• _REQUIREMENT_:
Reproduce the following material exactly, including every line.

• _RECORDS FOR THIS TASK_:
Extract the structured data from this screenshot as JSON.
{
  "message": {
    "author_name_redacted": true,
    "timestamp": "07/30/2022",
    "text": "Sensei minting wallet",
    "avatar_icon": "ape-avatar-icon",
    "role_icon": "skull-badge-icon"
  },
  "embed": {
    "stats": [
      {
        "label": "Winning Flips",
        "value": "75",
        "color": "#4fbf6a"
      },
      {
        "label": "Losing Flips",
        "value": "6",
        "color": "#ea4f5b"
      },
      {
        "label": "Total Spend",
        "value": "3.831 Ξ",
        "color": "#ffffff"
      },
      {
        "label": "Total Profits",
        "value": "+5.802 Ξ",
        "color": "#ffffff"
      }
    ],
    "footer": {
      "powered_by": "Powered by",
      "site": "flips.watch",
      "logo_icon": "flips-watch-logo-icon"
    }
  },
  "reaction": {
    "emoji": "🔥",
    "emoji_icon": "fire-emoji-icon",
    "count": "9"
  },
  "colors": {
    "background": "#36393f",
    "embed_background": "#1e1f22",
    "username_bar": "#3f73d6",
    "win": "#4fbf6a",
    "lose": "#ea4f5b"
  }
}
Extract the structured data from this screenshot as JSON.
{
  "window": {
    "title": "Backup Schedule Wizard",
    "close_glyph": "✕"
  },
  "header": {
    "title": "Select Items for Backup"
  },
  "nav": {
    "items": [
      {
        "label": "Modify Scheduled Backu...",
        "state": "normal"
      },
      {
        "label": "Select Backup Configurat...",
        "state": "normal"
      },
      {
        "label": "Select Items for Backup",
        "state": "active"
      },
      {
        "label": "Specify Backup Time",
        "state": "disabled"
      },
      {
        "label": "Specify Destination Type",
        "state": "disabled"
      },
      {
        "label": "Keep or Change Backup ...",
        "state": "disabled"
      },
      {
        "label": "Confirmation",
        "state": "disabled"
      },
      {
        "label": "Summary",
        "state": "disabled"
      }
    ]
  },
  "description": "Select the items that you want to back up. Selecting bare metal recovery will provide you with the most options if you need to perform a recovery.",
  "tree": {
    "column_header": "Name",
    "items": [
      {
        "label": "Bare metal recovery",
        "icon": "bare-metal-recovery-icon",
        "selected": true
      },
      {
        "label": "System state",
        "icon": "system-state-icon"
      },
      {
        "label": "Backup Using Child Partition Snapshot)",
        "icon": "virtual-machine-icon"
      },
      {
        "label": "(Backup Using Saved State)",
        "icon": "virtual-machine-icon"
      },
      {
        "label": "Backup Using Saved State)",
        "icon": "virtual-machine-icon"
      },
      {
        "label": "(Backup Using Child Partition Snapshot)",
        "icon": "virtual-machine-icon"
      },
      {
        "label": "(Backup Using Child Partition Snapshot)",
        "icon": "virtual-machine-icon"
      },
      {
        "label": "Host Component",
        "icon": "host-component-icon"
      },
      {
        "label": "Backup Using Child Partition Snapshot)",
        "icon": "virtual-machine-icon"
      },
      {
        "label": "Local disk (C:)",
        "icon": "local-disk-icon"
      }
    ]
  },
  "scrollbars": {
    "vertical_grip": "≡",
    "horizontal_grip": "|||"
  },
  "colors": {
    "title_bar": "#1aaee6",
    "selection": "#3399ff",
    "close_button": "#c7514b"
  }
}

• _SOLVED EXERCISE_:
Extract the structured data from this screenshot as JSON.
{
  "message": {
    "author_name_redacted": true,
    "timestamp": "07/30/2022",
    "text": "Sensei minting wallet",
    "avatar_icon": "ape-avatar-icon",
    "role_icon": "skull-badge-icon"
  },
  "embed": {
    "stats": [
      {
        "label": "Winning Flips",
        "value": "75",
        "color": "#4fbf6a"
      },
      {
        "label": "Losing Flips",
        "value": "6",
        "color": "#ea4f5b"
      },
      {
        "label": "Total Spend",
        "value": "3.831 Ξ",
        "color": "#ffffff"
      },
      {
        "label": "Total Profits",
        "value": "+5.802 Ξ",
        "color": "#ffffff"
      }
    ],
    "footer": {
      "powered_by": "Powered by",
      "site": "flips.watch",
      "logo_icon": "flips-watch-logo-icon"
    }
  },
  "reaction": {
    "emoji": "🔥",
    "emoji_icon": "fire-emoji-icon",
    "count": "9"
  },
  "colors": {
    "background": "#36393f",
    "embed_background": "#1e1f22",
    "username_bar": "#3f73d6",
    "win": "#4fbf6a",
    "lose": "#ea4f5b"
  }
}
Extract the structured data from this screenshot as JSON.
{
  "window": {
    "title": "Backup Schedule Wizard",
    "close_glyph": "✕"
  },
  "header": {
    "title": "Select Items for Backup"
  },
  "nav": {
    "items": [
      {
        "label": "Modify Scheduled Backu...",
        "state": "normal"
      },
      {
        "label": "Select Backup Configurat...",
        "state": "normal"
      },
      {
        "label": "Select Items for Backup",
        "state": "active"
      },
      {
        "label": "Specify Backup Time",
        "state": "disabled"
      },
      {
        "label": "Specify Destination Type",
        "state": "disabled"
      },
      {
        "label": "Keep or Change Backup ...",
        "state": "disabled"
      },
      {
        "label": "Confirmation",
        "state": "disabled"
      },
      {
        "label": "Summary",
        "state": "disabled"
      }
    ]
  },
  "description": "Select the items that you want to back up. Selecting bare metal recovery will provide you with the most options if you need to perform a recovery.",
  "tree": {
    "column_header": "Name",
    "items": [
      {
        "label": "Bare metal recovery",
        "icon": "bare-metal-recovery-icon",
        "selected": true
      },
      {
        "label": "System state",
        "icon": "system-state-icon"
      },
      {
        "label": "Backup Using Child Partition Snapshot)",
        "icon": "virtual-machine-icon"
      },
      {
        "label": "(Backup Using Saved State)",
        "icon": "virtual-machine-icon"
      },
      {
        "label": "Backup Using Saved State)",
        "icon": "virtual-machine-icon"
      },
      {
        "label": "(Backup Using Child Partition Snapshot)",
        "icon": "virtual-machine-icon"
      },
      {
        "label": "(Backup Using Child Partition Snapshot)",
        "icon": "virtual-machine-icon"
      },
      {
        "label": "Host Component",
        "icon": "host-component-icon"
      },
      {
        "label": "Backup Using Child Partition Snapshot)",
        "icon": "virtual-machine-icon"
      },
      {
        "label": "Local disk (C:)",
        "icon": "local-disk-icon"
      }
    ]
  },
  "scrollbars": {
    "vertical_grip": "≡",
    "horizontal_grip": "|||"
  },
  "colors": {
    "title_bar": "#1aaee6",
    "selection": "#3399ff",
    "close_button": "#c7514b"
  }
}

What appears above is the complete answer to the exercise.